EXCERPTED PASSAGE:
***

How to Manage Exceptions When Waiting On Multiple Asyncio Tasks

Handling exceptions in asyncio requires careful management to ensure that code does not become unstable.

By David Plummer

March 13th, 2022

image

This is the second part of a series of articles looking at problems arising when waiting on multiple events in Python Asyncio. The first article explored how to manage the lifecycle of tasks when using asyncio.wait. This article discusses how asyncio.wait handles exceptions and what the programmer needs to do to ensure that results are gathered and tasks terminated in a coordinated manner.

Waiting on a single coroutine

When awaiting a single coroutine exception handling is managed in exactly the same way as non-asyncio code using a try…except…finally, block. As an example, an exception is raised in the foo coroutine which propagates up to the main block where it is captured and the error is printed.

import asyncio

async def foo():
    raise ValueError("Foo value error")
    return("Foo finished")

async def main():
    try:
        result = await foo()
        print(result)
    except ValueError as e:
        print(f"ValueError: {e}")

asyncio.run(main())

However, if the result in main is waiting on several coroutines to complete what should happen if one of those coroutines throws an exception? Should it be immediately propagated to the main coroutine? What about unfinished tasks? Should they be terminated or allowed to continue? To prevent any unwanted side-effects the programmer needs to have a plan of action to handle exceptions when they arise.

It’s the scheduler that calls the coroutine

In the previous example when we run the main and await the foo coroutines they don’t start running immediately. Instead, they are added to a list of coroutines to run at some point in time in the future. This is a major difference compared with regular Python functions and what allows multiple tasks to seemingly run in parallel.

So, when asyncio.run(main()) is called the coroutine main() is placed on the event loop and, as it is the only coroutine on the event loop, it is called by the scheduler and starts executing. When the main coroutine meets the await foo() statement the foo coroutine is added to the event list and execution of the main function is suspended with control yielded back to the scheduler. The scheduler then looks to see if there are any other tasks to execute and seeing foo calls the coroutine until it terminates. Termination of foo sets a flag in main that the call to foo has completed; so on the next trip round the event loop, the scheduler sees that main is able to continue execution and so calls it, with execution continuing from the point where main yielded.

***

DATASET EXCERPT:

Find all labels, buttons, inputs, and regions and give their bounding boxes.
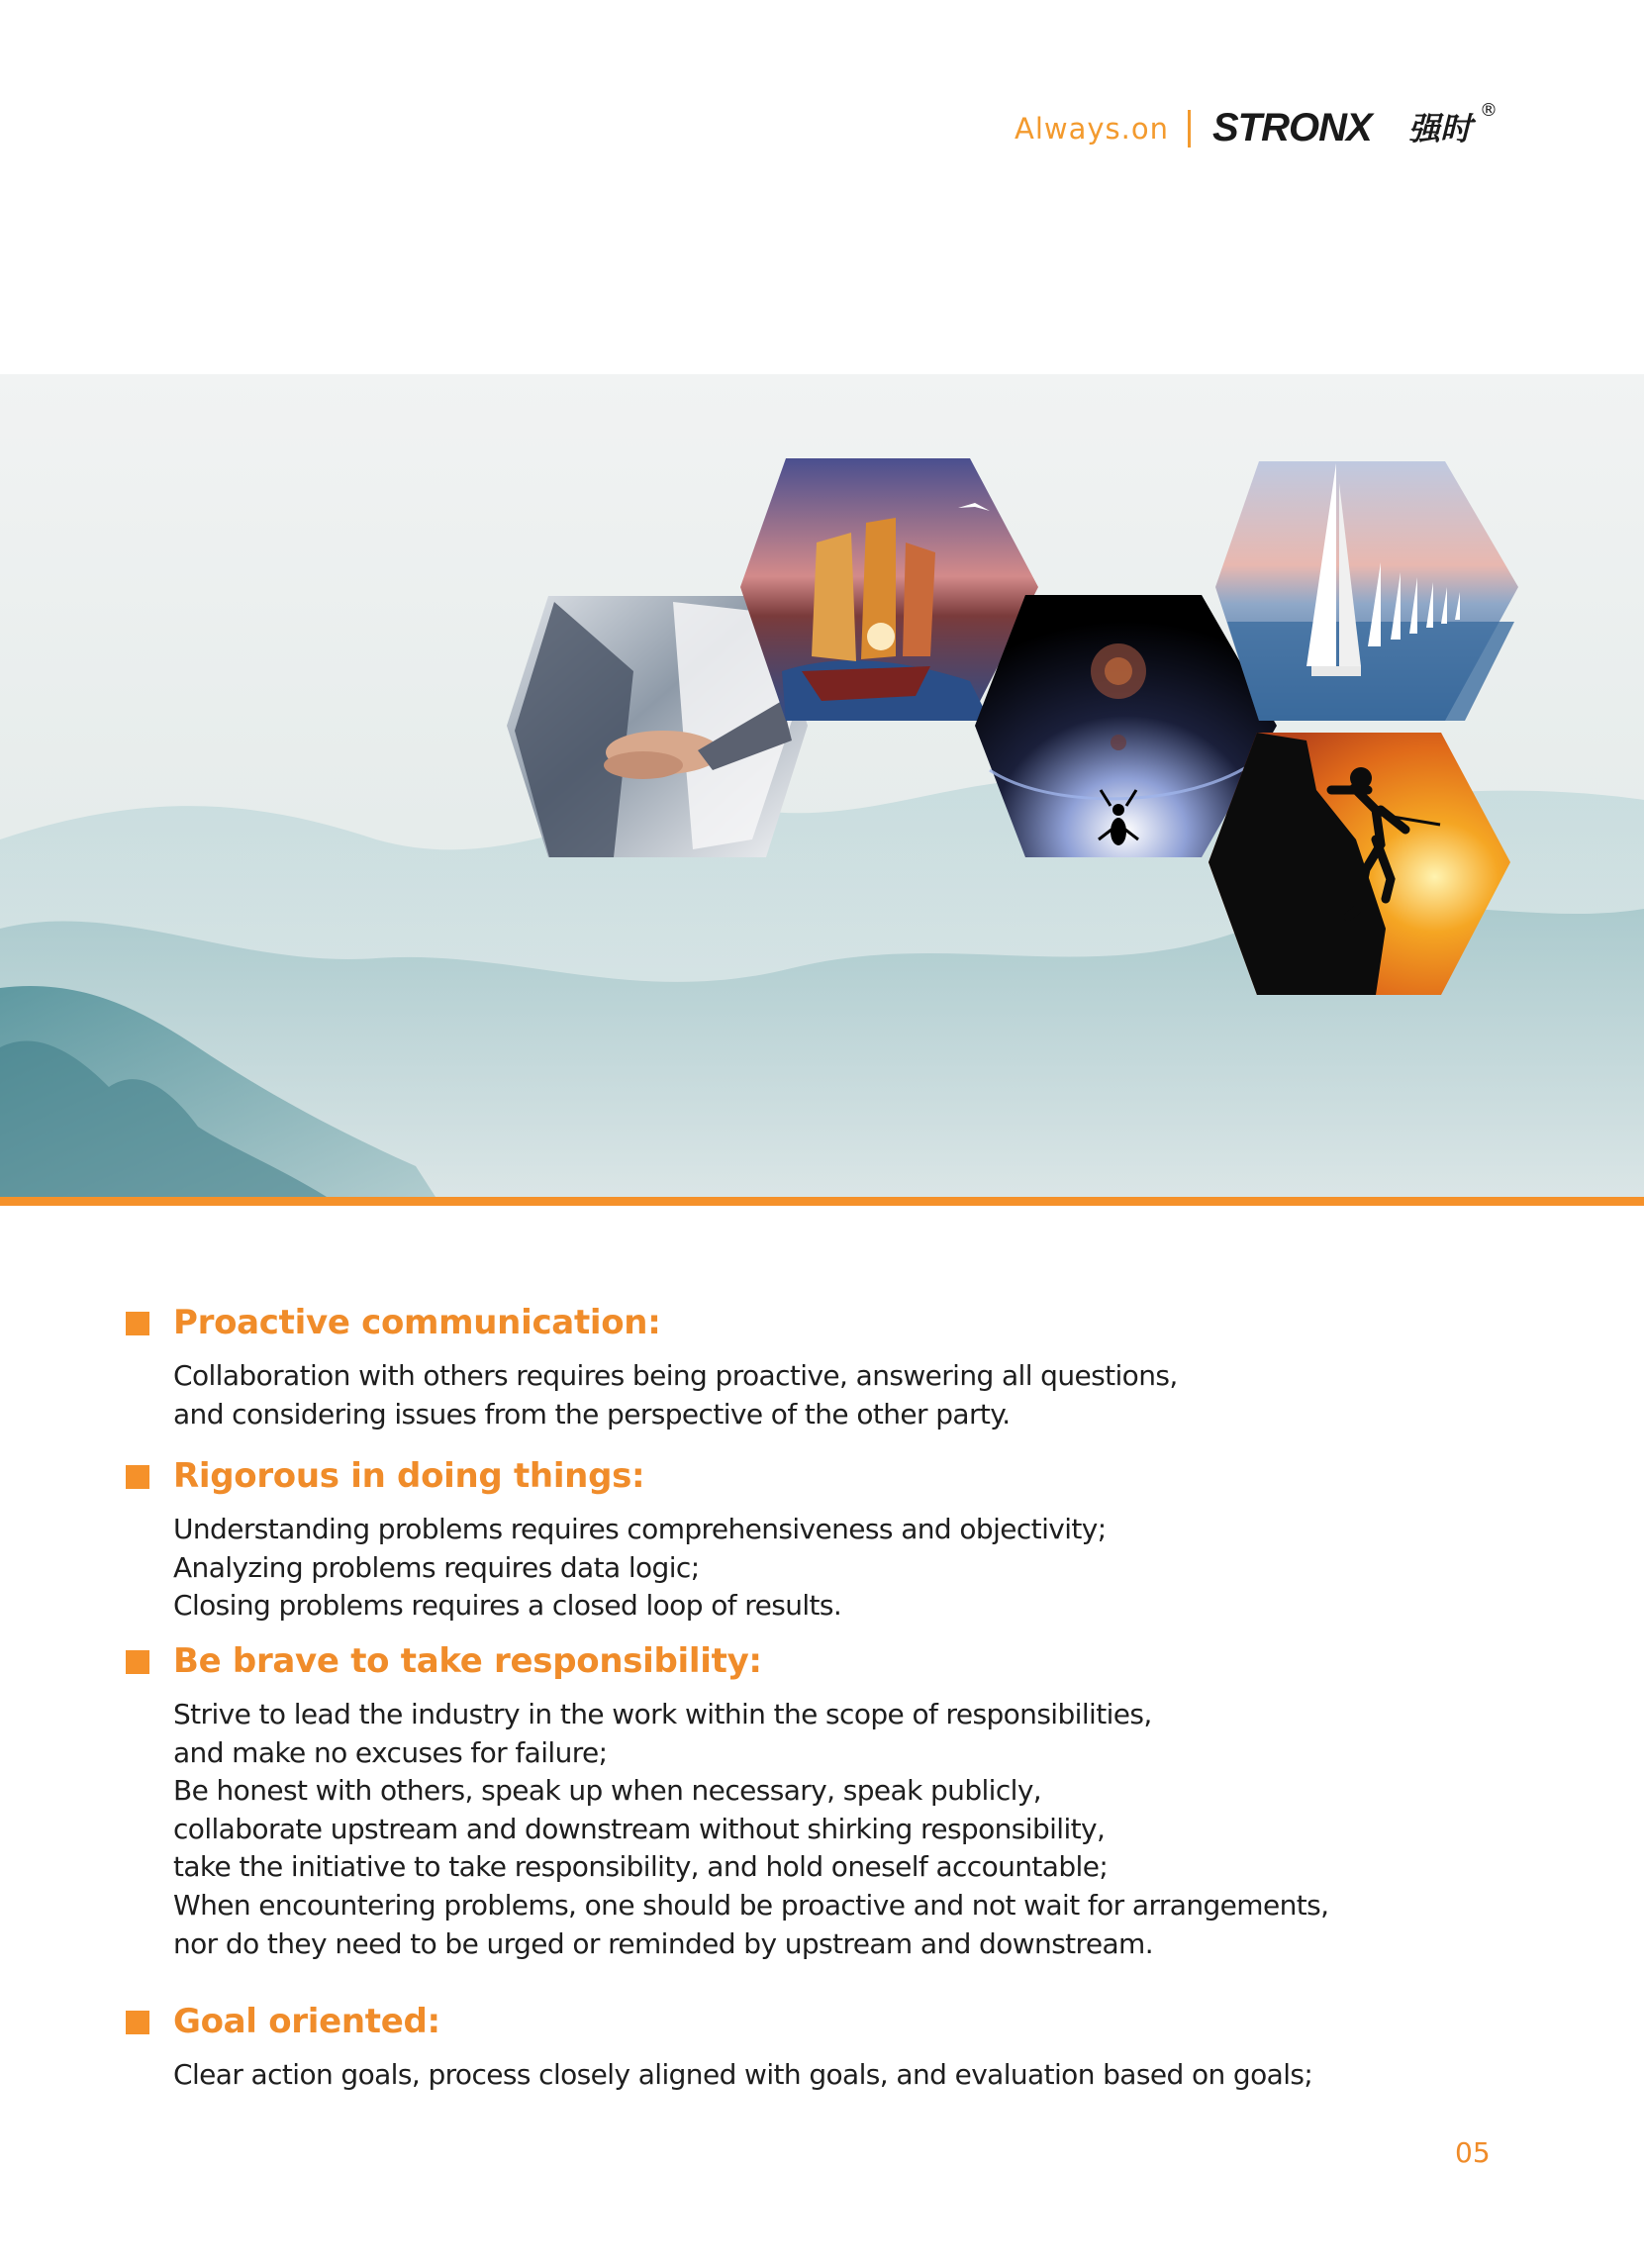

***

SET EXERCISE: In the article on asyncio exceptions, what did the first article in the series explore?

EXERCISE RESPONSE: How to manage the lifecycle of tasks when using asyncio.wait.